GIVEN INSTRUCTION - Compile every line that includes the word "schetzen".

RECORDS FOR PROCESSING -
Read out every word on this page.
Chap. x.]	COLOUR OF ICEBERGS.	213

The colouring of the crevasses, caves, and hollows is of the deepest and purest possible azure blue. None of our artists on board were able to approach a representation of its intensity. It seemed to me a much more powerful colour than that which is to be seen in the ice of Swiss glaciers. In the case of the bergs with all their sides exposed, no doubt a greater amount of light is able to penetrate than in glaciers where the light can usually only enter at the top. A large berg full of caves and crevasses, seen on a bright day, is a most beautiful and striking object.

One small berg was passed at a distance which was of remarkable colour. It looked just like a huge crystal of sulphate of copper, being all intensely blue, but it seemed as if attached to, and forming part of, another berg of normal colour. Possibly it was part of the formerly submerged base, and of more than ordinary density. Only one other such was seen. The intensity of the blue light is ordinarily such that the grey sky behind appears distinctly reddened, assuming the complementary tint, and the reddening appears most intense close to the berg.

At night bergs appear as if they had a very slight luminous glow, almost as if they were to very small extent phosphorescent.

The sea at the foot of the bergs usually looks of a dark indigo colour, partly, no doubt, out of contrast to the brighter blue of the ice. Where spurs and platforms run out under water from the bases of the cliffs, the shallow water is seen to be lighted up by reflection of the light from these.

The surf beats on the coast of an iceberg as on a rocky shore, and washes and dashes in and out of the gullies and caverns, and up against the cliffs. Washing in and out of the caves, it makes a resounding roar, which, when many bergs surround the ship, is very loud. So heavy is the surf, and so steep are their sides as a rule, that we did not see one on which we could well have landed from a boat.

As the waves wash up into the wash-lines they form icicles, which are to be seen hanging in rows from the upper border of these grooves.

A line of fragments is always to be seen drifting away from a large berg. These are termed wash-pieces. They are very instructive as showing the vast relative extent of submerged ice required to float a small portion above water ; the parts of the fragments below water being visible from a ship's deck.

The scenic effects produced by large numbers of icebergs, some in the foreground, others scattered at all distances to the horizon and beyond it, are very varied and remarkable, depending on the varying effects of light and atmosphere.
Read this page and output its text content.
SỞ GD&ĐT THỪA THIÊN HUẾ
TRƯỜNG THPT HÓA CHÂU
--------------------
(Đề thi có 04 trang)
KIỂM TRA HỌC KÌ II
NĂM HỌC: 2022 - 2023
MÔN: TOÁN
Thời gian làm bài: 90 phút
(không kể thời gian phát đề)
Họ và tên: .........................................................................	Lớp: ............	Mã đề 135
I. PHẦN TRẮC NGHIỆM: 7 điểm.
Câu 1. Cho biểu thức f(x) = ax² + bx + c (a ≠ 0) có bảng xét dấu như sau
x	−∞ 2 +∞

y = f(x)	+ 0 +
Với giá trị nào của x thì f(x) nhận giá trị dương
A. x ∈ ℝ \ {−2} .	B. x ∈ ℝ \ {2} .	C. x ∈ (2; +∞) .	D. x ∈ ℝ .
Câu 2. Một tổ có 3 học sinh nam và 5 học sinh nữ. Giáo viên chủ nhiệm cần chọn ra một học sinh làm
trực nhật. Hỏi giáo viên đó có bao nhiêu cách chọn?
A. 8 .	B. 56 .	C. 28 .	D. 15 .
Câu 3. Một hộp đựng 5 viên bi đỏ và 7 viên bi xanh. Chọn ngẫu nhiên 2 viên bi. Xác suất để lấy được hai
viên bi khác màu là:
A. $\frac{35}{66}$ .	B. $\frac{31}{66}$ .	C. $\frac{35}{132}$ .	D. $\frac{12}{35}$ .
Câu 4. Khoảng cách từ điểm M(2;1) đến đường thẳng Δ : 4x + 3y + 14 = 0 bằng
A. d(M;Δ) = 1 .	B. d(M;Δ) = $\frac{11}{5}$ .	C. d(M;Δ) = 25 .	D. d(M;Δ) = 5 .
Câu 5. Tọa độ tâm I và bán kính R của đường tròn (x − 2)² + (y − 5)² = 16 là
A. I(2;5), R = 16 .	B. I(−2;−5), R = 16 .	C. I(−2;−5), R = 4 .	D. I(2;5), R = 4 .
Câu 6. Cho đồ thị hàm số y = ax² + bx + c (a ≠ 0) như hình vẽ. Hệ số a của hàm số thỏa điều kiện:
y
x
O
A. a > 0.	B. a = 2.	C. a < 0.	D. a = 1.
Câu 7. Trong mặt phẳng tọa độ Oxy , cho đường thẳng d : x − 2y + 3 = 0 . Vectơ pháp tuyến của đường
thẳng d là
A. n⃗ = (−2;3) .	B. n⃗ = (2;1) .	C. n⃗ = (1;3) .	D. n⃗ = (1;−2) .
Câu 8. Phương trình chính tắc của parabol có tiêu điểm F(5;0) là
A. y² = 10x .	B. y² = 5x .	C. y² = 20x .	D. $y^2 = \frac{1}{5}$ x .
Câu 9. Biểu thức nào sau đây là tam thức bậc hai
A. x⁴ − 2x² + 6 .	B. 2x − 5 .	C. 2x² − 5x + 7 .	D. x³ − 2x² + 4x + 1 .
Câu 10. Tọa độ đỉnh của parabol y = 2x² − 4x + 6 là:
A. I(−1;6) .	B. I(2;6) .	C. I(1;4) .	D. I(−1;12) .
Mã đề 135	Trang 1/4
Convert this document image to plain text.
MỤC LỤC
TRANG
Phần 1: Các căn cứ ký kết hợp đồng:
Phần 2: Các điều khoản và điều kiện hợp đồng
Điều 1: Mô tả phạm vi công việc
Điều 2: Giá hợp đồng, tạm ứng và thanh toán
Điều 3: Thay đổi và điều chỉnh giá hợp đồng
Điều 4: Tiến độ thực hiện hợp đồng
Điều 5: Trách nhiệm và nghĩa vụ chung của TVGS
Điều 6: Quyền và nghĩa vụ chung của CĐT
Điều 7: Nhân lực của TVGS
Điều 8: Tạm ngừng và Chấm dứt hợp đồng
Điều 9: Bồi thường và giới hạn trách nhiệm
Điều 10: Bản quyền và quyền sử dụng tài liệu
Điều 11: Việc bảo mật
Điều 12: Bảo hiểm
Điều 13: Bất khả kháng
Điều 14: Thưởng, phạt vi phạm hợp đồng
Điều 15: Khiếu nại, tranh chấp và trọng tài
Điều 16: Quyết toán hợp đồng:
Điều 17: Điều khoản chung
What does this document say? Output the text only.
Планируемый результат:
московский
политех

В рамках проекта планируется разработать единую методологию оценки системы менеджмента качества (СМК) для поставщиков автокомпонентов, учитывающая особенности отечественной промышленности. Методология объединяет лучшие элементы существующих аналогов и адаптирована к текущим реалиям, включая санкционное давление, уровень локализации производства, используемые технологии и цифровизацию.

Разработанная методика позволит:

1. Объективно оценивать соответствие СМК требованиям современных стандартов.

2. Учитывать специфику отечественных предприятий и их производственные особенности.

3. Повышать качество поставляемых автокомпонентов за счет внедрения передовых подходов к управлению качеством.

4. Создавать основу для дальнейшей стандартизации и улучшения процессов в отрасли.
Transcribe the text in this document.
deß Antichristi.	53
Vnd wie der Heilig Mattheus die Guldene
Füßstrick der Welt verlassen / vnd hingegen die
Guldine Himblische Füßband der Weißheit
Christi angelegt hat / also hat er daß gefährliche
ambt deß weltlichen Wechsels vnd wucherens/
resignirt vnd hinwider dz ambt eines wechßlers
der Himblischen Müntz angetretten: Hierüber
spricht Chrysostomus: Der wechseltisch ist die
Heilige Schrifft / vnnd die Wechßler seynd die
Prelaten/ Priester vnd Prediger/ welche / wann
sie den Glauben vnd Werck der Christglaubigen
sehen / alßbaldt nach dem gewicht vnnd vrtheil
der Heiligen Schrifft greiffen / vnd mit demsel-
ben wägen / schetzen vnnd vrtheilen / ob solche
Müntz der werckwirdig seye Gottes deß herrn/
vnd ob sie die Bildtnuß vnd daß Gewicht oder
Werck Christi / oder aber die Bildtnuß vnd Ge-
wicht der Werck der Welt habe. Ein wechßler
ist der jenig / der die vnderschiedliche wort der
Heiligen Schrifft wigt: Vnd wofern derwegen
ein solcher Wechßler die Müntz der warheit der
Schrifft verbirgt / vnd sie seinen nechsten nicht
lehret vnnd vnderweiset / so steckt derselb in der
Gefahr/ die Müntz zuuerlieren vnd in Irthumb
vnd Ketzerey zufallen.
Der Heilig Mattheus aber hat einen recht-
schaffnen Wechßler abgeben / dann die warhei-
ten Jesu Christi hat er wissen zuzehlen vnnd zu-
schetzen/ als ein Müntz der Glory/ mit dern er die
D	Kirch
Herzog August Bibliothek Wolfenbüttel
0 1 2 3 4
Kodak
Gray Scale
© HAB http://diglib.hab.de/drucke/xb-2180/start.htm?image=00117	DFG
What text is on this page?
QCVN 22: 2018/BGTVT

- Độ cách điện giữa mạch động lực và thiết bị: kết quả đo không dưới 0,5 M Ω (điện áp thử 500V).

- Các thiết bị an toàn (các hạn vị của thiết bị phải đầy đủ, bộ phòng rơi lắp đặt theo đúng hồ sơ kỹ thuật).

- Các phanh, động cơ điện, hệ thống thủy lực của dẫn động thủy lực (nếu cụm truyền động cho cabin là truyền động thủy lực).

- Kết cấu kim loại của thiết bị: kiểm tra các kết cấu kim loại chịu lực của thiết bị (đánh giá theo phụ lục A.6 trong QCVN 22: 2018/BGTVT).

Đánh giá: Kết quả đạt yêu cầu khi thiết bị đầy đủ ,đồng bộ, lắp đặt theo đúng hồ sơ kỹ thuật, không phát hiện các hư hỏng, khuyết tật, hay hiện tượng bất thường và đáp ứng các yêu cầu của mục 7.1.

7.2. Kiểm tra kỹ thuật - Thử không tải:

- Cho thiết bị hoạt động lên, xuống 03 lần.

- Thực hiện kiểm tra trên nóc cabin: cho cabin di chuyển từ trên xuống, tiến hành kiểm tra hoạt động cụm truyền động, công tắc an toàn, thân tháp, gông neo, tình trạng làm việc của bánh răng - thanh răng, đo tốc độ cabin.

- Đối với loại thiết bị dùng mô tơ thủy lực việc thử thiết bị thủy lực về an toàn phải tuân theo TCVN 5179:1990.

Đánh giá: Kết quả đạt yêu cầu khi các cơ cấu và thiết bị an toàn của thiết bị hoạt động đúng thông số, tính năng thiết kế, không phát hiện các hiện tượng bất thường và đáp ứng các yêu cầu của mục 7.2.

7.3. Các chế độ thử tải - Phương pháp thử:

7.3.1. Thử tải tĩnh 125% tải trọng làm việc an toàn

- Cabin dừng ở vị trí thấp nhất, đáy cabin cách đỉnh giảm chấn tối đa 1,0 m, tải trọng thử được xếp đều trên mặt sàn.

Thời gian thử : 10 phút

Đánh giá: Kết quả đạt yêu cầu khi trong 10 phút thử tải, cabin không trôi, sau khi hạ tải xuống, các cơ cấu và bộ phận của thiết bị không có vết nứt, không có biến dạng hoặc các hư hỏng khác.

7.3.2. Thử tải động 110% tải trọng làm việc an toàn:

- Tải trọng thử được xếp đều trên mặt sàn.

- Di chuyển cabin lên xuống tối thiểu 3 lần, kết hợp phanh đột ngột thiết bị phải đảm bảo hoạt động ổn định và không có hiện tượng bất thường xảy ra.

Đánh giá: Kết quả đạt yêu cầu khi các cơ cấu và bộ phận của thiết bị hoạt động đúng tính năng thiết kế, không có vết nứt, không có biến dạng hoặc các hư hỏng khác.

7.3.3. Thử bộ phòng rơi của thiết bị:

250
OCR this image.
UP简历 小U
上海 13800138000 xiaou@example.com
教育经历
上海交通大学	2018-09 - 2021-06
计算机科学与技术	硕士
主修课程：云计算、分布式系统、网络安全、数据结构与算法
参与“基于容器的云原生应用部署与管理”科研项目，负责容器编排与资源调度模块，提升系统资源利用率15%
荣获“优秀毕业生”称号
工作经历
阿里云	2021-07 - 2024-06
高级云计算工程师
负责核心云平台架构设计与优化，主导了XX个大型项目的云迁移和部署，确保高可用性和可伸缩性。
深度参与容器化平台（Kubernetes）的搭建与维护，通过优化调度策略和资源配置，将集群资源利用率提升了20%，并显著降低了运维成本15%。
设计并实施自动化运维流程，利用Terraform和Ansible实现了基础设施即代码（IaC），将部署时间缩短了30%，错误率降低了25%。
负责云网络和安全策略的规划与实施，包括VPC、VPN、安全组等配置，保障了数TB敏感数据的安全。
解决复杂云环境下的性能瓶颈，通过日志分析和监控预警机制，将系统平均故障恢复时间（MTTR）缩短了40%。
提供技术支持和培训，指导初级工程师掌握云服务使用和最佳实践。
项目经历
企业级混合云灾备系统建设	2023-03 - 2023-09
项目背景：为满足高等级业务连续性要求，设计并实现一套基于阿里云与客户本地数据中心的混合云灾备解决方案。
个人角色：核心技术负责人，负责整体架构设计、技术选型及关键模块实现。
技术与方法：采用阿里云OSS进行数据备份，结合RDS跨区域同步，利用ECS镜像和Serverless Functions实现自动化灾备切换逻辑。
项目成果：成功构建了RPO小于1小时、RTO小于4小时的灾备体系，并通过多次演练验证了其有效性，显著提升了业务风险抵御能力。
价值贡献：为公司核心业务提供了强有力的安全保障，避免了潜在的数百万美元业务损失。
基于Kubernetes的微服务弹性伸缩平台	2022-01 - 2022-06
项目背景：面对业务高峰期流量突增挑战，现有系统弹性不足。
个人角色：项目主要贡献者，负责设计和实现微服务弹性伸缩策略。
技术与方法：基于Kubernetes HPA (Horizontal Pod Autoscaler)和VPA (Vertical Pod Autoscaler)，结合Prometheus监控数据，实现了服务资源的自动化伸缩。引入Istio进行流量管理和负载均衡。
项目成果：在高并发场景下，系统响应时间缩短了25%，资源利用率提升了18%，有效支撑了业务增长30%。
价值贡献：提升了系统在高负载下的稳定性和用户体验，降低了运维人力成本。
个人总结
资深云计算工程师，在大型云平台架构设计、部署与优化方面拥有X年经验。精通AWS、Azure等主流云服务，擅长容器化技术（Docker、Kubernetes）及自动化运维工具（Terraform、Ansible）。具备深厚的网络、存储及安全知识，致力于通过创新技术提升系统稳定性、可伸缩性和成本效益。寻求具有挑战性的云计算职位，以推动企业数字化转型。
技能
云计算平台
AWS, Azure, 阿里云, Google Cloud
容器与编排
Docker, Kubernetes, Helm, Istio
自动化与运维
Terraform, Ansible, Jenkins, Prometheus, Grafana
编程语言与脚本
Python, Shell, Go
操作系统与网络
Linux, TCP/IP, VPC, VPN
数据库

SOLUTION -
ben wägen / schetzen vnnd vrtheilen / ob solche
schetzen/ als ein Müntz der Glory/ mit dern er die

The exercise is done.